_Quoted text_.
"""

Downtown Peabody abounds with potential as yet unrealized. And at the start of his second term, Mayor Ted Bettencourt is determined to change the area’s fortunes.
For too many years, Peabody Square’s chief allure has been as an ideal place for TV crews to bring their cameras whenever rain and/or melting snow causes rivers to rise and streets to flood in the region. Rarely has it been the subject of glowing stories of downtown revival like those now routine for places like Newton or Newburyport.
Indeed, the burst of activity New Brothers Deli brought to Peabody Square in the Peter Torigian era quickly flamed out after the popular restaurant’s owners moved their business to the town next door, where it became a key component in Danvers Square’s resurgence.
Rather than lament what was or what might have been, Bettencourt appears determined to take advantage of the initiatives undertaken under predecessors Torigian and Michael Bonfanti to return the square to its historic place as a hub of civic life in Peabody.

"""

_Layout dataset entries_.
"""

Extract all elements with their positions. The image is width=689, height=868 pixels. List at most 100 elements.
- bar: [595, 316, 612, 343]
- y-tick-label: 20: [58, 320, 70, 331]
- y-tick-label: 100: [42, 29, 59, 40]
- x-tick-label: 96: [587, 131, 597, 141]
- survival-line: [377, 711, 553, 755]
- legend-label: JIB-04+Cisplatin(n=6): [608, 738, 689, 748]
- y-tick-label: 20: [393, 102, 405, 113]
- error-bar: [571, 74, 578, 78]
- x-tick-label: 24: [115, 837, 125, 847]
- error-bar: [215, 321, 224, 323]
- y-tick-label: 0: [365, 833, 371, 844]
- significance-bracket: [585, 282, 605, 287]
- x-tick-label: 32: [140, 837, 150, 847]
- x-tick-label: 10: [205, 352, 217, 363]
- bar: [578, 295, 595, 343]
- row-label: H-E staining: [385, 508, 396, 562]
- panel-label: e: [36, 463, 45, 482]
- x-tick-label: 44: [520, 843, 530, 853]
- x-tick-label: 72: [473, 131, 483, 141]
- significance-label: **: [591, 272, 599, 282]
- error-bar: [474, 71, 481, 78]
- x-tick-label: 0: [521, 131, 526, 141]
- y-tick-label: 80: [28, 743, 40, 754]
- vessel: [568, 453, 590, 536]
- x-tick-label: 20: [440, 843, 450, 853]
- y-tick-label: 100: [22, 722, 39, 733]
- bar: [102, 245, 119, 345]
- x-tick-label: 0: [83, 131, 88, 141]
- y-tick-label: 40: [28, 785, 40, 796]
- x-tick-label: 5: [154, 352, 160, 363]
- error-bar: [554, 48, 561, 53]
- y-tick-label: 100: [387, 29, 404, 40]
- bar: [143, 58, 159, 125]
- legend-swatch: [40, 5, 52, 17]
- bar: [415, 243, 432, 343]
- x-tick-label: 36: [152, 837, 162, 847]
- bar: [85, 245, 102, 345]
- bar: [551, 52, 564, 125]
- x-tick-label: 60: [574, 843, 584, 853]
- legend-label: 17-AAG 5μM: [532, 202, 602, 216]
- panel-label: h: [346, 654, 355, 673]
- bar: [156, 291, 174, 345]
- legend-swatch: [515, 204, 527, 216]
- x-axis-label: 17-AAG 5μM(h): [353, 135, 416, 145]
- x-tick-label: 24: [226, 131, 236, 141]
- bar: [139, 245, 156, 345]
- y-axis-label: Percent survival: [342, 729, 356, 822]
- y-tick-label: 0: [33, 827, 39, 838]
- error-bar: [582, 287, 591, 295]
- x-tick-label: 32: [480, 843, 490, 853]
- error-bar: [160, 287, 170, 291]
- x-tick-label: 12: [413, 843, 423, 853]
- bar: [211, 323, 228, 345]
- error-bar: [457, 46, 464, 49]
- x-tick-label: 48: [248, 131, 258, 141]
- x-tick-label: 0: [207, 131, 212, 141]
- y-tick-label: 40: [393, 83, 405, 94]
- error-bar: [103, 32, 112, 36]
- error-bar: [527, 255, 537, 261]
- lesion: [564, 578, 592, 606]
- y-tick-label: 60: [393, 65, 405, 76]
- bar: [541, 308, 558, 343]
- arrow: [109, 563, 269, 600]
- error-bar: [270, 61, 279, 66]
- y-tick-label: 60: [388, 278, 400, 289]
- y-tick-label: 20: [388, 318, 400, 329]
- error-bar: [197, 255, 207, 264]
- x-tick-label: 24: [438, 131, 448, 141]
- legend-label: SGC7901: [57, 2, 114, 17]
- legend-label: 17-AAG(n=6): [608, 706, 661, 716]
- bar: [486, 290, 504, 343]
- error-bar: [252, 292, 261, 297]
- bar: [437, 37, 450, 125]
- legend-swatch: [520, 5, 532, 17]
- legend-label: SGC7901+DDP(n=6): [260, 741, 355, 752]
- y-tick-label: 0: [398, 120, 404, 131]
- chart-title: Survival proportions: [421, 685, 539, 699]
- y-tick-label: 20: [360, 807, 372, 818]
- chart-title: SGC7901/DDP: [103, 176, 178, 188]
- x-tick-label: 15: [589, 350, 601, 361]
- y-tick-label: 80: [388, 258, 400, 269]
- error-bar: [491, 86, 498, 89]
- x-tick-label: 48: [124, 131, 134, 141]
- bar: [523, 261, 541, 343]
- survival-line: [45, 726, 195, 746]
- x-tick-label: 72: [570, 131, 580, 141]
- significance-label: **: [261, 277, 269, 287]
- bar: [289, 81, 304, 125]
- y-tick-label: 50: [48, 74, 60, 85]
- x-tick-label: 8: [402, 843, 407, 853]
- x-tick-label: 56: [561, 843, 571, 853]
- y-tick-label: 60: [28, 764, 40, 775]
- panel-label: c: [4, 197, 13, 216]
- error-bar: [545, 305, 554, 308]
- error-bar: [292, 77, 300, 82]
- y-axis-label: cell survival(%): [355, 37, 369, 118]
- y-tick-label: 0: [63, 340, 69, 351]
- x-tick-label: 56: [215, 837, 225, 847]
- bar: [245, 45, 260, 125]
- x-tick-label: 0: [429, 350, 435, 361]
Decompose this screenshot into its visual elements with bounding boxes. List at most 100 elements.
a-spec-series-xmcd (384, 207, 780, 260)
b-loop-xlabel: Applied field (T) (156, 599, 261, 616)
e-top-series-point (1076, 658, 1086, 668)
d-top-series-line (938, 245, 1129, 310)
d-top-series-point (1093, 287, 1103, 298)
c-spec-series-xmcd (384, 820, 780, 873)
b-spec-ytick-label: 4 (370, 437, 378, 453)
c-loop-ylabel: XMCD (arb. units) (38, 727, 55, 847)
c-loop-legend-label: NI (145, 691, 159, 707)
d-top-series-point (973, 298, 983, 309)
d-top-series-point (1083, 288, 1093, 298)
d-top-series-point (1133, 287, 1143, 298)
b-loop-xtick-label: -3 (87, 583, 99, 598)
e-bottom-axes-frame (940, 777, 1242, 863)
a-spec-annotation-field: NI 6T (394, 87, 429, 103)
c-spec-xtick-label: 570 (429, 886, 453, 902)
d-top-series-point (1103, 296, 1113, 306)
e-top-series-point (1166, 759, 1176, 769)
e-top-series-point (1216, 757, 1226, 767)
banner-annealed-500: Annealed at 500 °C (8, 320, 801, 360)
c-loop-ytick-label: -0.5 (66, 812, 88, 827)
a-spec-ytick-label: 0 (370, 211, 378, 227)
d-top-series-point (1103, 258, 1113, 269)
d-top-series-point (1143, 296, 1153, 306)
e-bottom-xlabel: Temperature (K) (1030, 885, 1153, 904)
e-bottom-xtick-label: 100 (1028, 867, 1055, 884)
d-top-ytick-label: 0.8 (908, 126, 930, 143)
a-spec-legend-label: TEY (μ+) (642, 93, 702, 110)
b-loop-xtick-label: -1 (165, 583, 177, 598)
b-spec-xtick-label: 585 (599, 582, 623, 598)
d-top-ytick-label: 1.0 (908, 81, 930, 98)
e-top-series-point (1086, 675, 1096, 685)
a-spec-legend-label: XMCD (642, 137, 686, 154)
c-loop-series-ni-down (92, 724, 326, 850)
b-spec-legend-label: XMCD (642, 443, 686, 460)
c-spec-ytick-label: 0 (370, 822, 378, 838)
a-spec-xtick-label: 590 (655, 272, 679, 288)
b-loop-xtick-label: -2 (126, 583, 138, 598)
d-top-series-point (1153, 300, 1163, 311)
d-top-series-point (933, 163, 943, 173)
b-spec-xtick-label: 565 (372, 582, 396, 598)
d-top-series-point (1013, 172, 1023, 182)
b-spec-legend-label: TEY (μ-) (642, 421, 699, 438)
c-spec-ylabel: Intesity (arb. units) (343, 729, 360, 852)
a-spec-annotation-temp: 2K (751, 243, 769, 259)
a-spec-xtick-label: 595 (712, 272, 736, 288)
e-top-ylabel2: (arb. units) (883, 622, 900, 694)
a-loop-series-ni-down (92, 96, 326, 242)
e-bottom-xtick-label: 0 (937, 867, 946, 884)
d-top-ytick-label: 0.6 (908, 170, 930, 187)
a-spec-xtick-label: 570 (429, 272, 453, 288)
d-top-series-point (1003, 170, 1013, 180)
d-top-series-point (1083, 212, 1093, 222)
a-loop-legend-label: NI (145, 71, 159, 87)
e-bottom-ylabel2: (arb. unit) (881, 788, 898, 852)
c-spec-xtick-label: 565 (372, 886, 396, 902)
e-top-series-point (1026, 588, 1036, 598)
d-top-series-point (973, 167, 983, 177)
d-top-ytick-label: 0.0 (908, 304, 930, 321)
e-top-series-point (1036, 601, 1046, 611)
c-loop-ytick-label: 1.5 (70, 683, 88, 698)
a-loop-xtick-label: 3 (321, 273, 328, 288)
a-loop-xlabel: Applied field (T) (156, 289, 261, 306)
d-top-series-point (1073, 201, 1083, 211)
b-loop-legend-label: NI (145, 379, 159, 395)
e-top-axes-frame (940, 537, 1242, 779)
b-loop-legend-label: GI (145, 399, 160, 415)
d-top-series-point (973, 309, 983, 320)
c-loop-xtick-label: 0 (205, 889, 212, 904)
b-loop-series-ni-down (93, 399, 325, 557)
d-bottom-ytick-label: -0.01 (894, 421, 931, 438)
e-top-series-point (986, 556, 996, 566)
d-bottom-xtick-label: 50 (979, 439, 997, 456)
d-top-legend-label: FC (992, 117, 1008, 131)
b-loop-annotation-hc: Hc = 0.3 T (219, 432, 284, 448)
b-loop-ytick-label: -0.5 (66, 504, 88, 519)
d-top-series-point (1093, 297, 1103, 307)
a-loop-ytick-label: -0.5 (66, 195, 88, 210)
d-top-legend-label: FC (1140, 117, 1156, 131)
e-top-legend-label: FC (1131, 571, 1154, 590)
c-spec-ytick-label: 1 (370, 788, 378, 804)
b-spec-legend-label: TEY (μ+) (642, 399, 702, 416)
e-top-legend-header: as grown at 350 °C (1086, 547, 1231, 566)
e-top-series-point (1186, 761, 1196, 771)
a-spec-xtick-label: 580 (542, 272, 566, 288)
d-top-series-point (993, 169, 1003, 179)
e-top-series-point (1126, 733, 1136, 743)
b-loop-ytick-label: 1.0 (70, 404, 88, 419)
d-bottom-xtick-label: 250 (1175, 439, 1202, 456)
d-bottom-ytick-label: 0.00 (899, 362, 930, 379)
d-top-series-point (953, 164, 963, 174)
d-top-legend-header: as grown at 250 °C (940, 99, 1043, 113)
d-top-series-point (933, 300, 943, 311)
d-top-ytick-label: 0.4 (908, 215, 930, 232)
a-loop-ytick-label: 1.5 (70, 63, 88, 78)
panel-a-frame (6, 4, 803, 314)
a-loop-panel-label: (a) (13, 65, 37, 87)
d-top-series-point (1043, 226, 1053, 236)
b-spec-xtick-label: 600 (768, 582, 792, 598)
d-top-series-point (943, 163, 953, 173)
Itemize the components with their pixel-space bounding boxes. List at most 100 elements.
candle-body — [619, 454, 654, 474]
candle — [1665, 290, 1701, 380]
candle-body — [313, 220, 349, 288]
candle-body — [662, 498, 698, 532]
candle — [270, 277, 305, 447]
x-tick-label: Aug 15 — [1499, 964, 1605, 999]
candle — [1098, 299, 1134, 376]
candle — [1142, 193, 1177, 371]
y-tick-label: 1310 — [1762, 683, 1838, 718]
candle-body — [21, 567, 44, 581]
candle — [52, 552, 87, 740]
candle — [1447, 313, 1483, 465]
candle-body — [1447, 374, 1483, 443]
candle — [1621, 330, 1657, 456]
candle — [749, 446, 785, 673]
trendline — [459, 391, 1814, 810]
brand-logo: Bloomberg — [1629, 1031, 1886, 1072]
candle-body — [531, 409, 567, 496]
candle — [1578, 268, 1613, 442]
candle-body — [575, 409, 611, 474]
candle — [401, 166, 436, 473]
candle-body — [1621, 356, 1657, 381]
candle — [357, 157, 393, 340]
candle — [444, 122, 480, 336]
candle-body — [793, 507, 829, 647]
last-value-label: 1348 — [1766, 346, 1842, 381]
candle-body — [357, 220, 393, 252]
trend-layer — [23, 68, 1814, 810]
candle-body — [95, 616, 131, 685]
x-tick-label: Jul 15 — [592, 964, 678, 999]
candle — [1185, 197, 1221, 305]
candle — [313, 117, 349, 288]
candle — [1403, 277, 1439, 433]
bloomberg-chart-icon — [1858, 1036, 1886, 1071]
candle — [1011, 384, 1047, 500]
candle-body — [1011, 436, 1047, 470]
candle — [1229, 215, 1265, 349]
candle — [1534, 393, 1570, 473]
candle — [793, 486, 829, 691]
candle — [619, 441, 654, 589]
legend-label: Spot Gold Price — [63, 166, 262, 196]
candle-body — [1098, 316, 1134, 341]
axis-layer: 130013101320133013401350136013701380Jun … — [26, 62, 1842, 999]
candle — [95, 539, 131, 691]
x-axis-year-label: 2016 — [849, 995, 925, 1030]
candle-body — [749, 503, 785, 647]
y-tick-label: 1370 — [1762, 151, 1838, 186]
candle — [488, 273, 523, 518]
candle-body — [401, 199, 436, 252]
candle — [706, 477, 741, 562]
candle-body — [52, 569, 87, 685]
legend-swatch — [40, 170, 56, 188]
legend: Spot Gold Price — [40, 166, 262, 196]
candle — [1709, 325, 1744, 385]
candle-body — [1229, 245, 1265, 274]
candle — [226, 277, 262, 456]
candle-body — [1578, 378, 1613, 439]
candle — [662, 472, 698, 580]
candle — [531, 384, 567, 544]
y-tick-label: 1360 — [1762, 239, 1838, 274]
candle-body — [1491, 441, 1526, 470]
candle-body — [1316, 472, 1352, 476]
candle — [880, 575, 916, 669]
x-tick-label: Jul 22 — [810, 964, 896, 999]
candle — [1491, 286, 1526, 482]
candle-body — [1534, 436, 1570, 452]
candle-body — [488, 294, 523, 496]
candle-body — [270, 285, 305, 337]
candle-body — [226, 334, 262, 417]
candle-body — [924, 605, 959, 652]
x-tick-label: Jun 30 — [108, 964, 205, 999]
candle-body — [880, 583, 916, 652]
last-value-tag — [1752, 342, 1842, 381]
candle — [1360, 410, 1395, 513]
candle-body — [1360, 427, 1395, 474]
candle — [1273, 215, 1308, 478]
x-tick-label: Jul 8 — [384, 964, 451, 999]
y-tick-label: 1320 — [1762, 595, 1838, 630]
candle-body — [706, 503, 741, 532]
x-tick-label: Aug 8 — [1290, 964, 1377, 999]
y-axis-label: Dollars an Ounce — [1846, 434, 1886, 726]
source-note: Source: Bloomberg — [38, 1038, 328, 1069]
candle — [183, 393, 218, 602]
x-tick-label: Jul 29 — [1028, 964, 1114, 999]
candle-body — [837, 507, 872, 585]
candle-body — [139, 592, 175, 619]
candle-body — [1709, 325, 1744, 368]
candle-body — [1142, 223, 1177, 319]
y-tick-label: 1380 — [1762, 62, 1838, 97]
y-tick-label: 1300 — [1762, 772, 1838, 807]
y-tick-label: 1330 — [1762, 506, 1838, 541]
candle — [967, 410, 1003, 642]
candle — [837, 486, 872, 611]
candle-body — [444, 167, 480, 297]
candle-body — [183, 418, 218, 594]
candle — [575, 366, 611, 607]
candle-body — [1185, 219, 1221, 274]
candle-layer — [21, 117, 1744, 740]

"""

In the passage on downtown Peabody, what happened to New Brothers Deli after its owners moved it to the town next door?

It became a key component in Danvers Square's resurgence.